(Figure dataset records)
((

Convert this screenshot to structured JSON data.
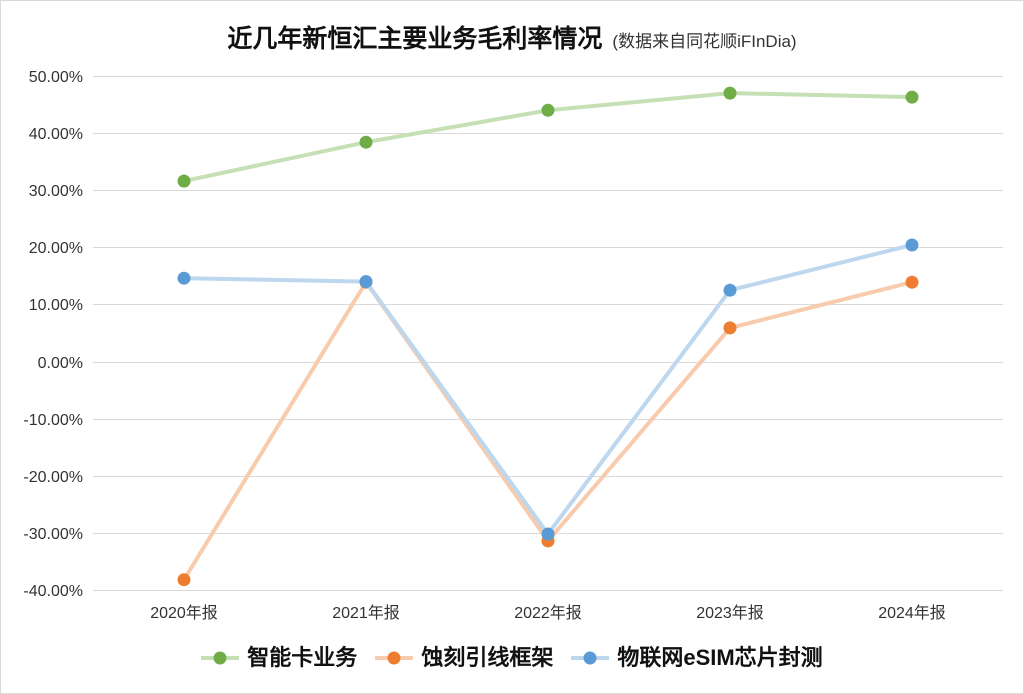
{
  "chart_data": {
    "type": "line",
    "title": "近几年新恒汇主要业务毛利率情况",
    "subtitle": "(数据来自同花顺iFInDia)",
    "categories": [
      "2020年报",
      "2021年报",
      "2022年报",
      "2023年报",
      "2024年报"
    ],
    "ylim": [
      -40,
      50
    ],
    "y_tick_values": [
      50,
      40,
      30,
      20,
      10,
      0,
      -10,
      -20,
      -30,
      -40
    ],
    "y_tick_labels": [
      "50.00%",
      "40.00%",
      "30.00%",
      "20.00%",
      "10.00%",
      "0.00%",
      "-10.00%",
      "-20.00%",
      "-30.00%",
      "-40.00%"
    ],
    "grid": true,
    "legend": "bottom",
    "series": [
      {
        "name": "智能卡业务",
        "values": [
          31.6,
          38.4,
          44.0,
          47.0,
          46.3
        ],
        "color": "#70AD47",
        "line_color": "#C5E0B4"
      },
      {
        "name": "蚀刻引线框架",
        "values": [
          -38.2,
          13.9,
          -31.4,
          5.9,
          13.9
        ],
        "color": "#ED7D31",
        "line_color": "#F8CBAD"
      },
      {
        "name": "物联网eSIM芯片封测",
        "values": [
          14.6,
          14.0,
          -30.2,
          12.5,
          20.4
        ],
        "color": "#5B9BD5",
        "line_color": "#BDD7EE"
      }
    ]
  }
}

))

_WHAT YOU NEED TO DO:_ Without including any pictures, please restate all the records exactly.

_RESPONSE FOR THIS EXERCISE:_
Convert this screenshot to structured JSON data.
{
  "chart_data": {
    "type": "line",
    "title": "近几年新恒汇主要业务毛利率情况",
    "subtitle": "(数据来自同花顺iFInDia)",
    "categories": [
      "2020年报",
      "2021年报",
      "2022年报",
      "2023年报",
      "2024年报"
    ],
    "ylim": [
      -40,
      50
    ],
    "y_tick_values": [
      50,
      40,
      30,
      20,
      10,
      0,
      -10,
      -20,
      -30,
      -40
    ],
    "y_tick_labels": [
      "50.00%",
      "40.00%",
      "30.00%",
      "20.00%",
      "10.00%",
      "0.00%",
      "-10.00%",
      "-20.00%",
      "-30.00%",
      "-40.00%"
    ],
    "grid": true,
    "legend": "bottom",
    "series": [
      {
        "name": "智能卡业务",
        "values": [
          31.6,
          38.4,
          44.0,
          47.0,
          46.3
        ],
        "color": "#70AD47",
        "line_color": "#C5E0B4"
      },
      {
        "name": "蚀刻引线框架",
        "values": [
          -38.2,
          13.9,
          -31.4,
          5.9,
          13.9
        ],
        "color": "#ED7D31",
        "line_color": "#F8CBAD"
      },
      {
        "name": "物联网eSIM芯片封测",
        "values": [
          14.6,
          14.0,
          -30.2,
          12.5,
          20.4
        ],
        "color": "#5B9BD5",
        "line_color": "#BDD7EE"
      }
    ]
  }
}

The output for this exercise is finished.